Return every entry in full, with no alterations.

▶ _SUPPLIED MATERIAL_:
•••••

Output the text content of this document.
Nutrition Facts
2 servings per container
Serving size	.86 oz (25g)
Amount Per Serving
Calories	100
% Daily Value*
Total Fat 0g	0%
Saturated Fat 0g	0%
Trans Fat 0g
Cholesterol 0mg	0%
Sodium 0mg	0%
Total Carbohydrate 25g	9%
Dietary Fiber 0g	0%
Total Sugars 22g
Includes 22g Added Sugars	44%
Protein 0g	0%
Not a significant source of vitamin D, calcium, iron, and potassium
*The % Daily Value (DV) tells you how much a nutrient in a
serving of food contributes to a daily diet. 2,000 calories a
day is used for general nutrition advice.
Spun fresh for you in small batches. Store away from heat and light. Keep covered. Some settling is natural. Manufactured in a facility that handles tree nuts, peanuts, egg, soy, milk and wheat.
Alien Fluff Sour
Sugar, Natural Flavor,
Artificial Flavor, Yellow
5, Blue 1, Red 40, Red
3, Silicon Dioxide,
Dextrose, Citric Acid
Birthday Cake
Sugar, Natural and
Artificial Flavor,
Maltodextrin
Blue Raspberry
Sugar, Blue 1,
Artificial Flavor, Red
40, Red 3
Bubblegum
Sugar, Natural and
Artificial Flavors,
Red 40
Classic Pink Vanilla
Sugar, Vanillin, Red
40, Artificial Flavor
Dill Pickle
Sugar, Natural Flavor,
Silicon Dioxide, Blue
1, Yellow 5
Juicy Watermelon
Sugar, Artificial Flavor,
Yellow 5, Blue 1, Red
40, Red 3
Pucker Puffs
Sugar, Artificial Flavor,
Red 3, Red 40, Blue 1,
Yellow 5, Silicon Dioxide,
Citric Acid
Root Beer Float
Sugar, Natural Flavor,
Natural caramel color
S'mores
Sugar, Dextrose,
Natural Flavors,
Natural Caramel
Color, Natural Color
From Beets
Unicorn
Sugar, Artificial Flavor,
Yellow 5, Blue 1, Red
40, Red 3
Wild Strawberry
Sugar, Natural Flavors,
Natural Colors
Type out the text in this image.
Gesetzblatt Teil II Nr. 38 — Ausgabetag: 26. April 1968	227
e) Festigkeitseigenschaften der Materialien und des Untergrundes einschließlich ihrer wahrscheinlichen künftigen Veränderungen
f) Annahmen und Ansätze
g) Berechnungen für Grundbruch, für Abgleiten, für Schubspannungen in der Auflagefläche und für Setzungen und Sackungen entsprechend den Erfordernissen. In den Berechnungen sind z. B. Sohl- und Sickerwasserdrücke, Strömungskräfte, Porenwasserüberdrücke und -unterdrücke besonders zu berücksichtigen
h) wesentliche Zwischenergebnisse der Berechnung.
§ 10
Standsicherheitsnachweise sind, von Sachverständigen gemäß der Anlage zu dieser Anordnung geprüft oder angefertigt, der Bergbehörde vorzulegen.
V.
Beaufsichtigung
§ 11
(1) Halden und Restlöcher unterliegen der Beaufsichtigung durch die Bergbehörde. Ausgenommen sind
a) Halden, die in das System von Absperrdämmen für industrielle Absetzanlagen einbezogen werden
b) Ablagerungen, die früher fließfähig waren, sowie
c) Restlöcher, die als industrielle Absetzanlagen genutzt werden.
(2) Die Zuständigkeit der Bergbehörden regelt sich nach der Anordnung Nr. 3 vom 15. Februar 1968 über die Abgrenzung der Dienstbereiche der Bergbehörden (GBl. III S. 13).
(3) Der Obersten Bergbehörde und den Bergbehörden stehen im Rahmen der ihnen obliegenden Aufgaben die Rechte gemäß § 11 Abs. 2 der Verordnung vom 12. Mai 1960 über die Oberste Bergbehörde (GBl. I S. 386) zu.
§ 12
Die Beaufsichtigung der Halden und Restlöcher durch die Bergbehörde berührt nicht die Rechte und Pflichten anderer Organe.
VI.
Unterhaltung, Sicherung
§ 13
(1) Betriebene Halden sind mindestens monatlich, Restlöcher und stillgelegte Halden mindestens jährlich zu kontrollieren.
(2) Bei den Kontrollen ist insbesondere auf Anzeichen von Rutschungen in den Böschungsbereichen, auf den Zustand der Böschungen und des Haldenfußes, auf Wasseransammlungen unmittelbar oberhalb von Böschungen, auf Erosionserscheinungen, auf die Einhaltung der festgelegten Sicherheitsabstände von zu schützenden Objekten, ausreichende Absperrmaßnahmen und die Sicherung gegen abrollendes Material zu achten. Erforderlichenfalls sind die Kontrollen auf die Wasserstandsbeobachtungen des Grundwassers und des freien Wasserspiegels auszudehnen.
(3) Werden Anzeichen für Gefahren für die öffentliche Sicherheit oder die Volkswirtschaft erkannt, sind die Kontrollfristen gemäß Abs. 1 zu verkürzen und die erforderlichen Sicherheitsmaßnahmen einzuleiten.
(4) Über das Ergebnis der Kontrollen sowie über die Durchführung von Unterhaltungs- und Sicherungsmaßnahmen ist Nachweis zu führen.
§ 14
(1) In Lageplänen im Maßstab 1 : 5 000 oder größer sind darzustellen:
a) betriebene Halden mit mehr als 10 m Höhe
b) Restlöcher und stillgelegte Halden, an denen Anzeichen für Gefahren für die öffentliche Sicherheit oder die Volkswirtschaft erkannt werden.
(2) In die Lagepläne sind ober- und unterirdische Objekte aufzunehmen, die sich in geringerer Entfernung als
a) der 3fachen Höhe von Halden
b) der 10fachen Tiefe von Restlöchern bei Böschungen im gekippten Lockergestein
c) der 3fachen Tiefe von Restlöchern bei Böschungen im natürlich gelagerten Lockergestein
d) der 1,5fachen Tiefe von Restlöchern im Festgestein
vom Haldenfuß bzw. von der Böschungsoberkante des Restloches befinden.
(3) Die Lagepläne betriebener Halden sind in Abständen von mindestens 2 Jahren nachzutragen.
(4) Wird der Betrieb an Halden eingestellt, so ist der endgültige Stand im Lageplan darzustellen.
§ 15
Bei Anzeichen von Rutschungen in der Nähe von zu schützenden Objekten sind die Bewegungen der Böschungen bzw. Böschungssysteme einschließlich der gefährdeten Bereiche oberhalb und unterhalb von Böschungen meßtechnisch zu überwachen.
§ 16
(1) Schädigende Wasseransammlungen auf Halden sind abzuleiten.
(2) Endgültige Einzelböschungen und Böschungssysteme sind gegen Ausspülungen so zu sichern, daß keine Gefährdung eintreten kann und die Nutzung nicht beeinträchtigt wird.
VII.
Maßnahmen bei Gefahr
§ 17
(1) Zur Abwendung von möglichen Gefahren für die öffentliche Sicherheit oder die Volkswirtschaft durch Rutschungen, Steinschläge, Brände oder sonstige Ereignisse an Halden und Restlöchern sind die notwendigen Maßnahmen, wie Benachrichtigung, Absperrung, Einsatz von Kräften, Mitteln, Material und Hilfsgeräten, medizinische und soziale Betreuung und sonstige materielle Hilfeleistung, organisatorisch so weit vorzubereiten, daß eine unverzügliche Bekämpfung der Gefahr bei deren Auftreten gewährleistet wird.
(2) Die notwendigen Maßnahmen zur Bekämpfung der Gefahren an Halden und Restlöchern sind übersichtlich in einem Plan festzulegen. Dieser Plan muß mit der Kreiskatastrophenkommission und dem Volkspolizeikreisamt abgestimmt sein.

•••••

▶ _ANSWER FOR THIS EXERCISE_:
Output the text content of this document.
Nutrition Facts
2 servings per container
Serving size	.86 oz (25g)
Amount Per Serving
Calories	100
% Daily Value*
Total Fat 0g	0%
Saturated Fat 0g	0%
Trans Fat 0g
Cholesterol 0mg	0%
Sodium 0mg	0%
Total Carbohydrate 25g	9%
Dietary Fiber 0g	0%
Total Sugars 22g
Includes 22g Added Sugars	44%
Protein 0g	0%
Not a significant source of vitamin D, calcium, iron, and potassium
*The % Daily Value (DV) tells you how much a nutrient in a
serving of food contributes to a daily diet. 2,000 calories a
day is used for general nutrition advice.
Spun fresh for you in small batches. Store away from heat and light. Keep covered. Some settling is natural. Manufactured in a facility that handles tree nuts, peanuts, egg, soy, milk and wheat.
Alien Fluff Sour
Sugar, Natural Flavor,
Artificial Flavor, Yellow
5, Blue 1, Red 40, Red
3, Silicon Dioxide,
Dextrose, Citric Acid
Birthday Cake
Sugar, Natural and
Artificial Flavor,
Maltodextrin
Blue Raspberry
Sugar, Blue 1,
Artificial Flavor, Red
40, Red 3
Bubblegum
Sugar, Natural and
Artificial Flavors,
Red 40
Classic Pink Vanilla
Sugar, Vanillin, Red
40, Artificial Flavor
Dill Pickle
Sugar, Natural Flavor,
Silicon Dioxide, Blue
1, Yellow 5
Juicy Watermelon
Sugar, Artificial Flavor,
Yellow 5, Blue 1, Red
40, Red 3
Pucker Puffs
Sugar, Artificial Flavor,
Red 3, Red 40, Blue 1,
Yellow 5, Silicon Dioxide,
Citric Acid
Root Beer Float
Sugar, Natural Flavor,
Natural caramel color
S'mores
Sugar, Dextrose,
Natural Flavors,
Natural Caramel
Color, Natural Color
From Beets
Unicorn
Sugar, Artificial Flavor,
Yellow 5, Blue 1, Red
40, Red 3
Wild Strawberry
Sugar, Natural Flavors,
Natural Colors
Type out the text in this image.
Gesetzblatt Teil II Nr. 38 — Ausgabetag: 26. April 1968	227
e) Festigkeitseigenschaften der Materialien und des Untergrundes einschließlich ihrer wahrscheinlichen künftigen Veränderungen
f) Annahmen und Ansätze
g) Berechnungen für Grundbruch, für Abgleiten, für Schubspannungen in der Auflagefläche und für Setzungen und Sackungen entsprechend den Erfordernissen. In den Berechnungen sind z. B. Sohl- und Sickerwasserdrücke, Strömungskräfte, Porenwasserüberdrücke und -unterdrücke besonders zu berücksichtigen
h) wesentliche Zwischenergebnisse der Berechnung.
§ 10
Standsicherheitsnachweise sind, von Sachverständigen gemäß der Anlage zu dieser Anordnung geprüft oder angefertigt, der Bergbehörde vorzulegen.
V.
Beaufsichtigung
§ 11
(1) Halden und Restlöcher unterliegen der Beaufsichtigung durch die Bergbehörde. Ausgenommen sind
a) Halden, die in das System von Absperrdämmen für industrielle Absetzanlagen einbezogen werden
b) Ablagerungen, die früher fließfähig waren, sowie
c) Restlöcher, die als industrielle Absetzanlagen genutzt werden.
(2) Die Zuständigkeit der Bergbehörden regelt sich nach der Anordnung Nr. 3 vom 15. Februar 1968 über die Abgrenzung der Dienstbereiche der Bergbehörden (GBl. III S. 13).
(3) Der Obersten Bergbehörde und den Bergbehörden stehen im Rahmen der ihnen obliegenden Aufgaben die Rechte gemäß § 11 Abs. 2 der Verordnung vom 12. Mai 1960 über die Oberste Bergbehörde (GBl. I S. 386) zu.
§ 12
Die Beaufsichtigung der Halden und Restlöcher durch die Bergbehörde berührt nicht die Rechte und Pflichten anderer Organe.
VI.
Unterhaltung, Sicherung
§ 13
(1) Betriebene Halden sind mindestens monatlich, Restlöcher und stillgelegte Halden mindestens jährlich zu kontrollieren.
(2) Bei den Kontrollen ist insbesondere auf Anzeichen von Rutschungen in den Böschungsbereichen, auf den Zustand der Böschungen und des Haldenfußes, auf Wasseransammlungen unmittelbar oberhalb von Böschungen, auf Erosionserscheinungen, auf die Einhaltung der festgelegten Sicherheitsabstände von zu schützenden Objekten, ausreichende Absperrmaßnahmen und die Sicherung gegen abrollendes Material zu achten. Erforderlichenfalls sind die Kontrollen auf die Wasserstandsbeobachtungen des Grundwassers und des freien Wasserspiegels auszudehnen.
(3) Werden Anzeichen für Gefahren für die öffentliche Sicherheit oder die Volkswirtschaft erkannt, sind die Kontrollfristen gemäß Abs. 1 zu verkürzen und die erforderlichen Sicherheitsmaßnahmen einzuleiten.
(4) Über das Ergebnis der Kontrollen sowie über die Durchführung von Unterhaltungs- und Sicherungsmaßnahmen ist Nachweis zu führen.
§ 14
(1) In Lageplänen im Maßstab 1 : 5 000 oder größer sind darzustellen:
a) betriebene Halden mit mehr als 10 m Höhe
b) Restlöcher und stillgelegte Halden, an denen Anzeichen für Gefahren für die öffentliche Sicherheit oder die Volkswirtschaft erkannt werden.
(2) In die Lagepläne sind ober- und unterirdische Objekte aufzunehmen, die sich in geringerer Entfernung als
a) der 3fachen Höhe von Halden
b) der 10fachen Tiefe von Restlöchern bei Böschungen im gekippten Lockergestein
c) der 3fachen Tiefe von Restlöchern bei Böschungen im natürlich gelagerten Lockergestein
d) der 1,5fachen Tiefe von Restlöchern im Festgestein
vom Haldenfuß bzw. von der Böschungsoberkante des Restloches befinden.
(3) Die Lagepläne betriebener Halden sind in Abständen von mindestens 2 Jahren nachzutragen.
(4) Wird der Betrieb an Halden eingestellt, so ist der endgültige Stand im Lageplan darzustellen.
§ 15
Bei Anzeichen von Rutschungen in der Nähe von zu schützenden Objekten sind die Bewegungen der Böschungen bzw. Böschungssysteme einschließlich der gefährdeten Bereiche oberhalb und unterhalb von Böschungen meßtechnisch zu überwachen.
§ 16
(1) Schädigende Wasseransammlungen auf Halden sind abzuleiten.
(2) Endgültige Einzelböschungen und Böschungssysteme sind gegen Ausspülungen so zu sichern, daß keine Gefährdung eintreten kann und die Nutzung nicht beeinträchtigt wird.
VII.
Maßnahmen bei Gefahr
§ 17
(1) Zur Abwendung von möglichen Gefahren für die öffentliche Sicherheit oder die Volkswirtschaft durch Rutschungen, Steinschläge, Brände oder sonstige Ereignisse an Halden und Restlöchern sind die notwendigen Maßnahmen, wie Benachrichtigung, Absperrung, Einsatz von Kräften, Mitteln, Material und Hilfsgeräten, medizinische und soziale Betreuung und sonstige materielle Hilfeleistung, organisatorisch so weit vorzubereiten, daß eine unverzügliche Bekämpfung der Gefahr bei deren Auftreten gewährleistet wird.
(2) Die notwendigen Maßnahmen zur Bekämpfung der Gefahren an Halden und Restlöchern sind übersichtlich in einem Plan festzulegen. Dieser Plan muß mit der Kreiskatastrophenkommission und dem Volkspolizeikreisamt abgestimmt sein.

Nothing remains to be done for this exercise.